*GIVEN INSTRUCTION*
What is needed here is an exact copy of every entry.

###

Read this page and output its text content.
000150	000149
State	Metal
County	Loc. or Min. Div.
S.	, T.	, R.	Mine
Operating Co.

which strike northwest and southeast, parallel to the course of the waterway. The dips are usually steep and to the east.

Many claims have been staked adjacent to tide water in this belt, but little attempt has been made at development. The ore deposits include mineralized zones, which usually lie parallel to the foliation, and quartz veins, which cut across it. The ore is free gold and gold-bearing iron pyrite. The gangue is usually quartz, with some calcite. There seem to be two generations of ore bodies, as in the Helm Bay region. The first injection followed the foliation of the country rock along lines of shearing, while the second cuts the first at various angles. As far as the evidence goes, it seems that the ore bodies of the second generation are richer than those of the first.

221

###

*REPLY*
Read this page and output its text content.
000150	000149
State	Metal
County	Loc. or Min. Div.
S.	, T.	, R.	Mine
Operating Co.

which strike northwest and southeast, parallel to the course of the waterway. The dips are usually steep and to the east.

Many claims have been staked adjacent to tide water in this belt, but little attempt has been made at development. The ore deposits include mineralized zones, which usually lie parallel to the foliation, and quartz veins, which cut across it. The ore is free gold and gold-bearing iron pyrite. The gangue is usually quartz, with some calcite. There seem to be two generations of ore bodies, as in the Helm Bay region. The first injection followed the foliation of the country rock along lines of shearing, while the second cuts the first at various angles. As far as the evidence goes, it seems that the ore bodies of the second generation are richer than those of the first.

221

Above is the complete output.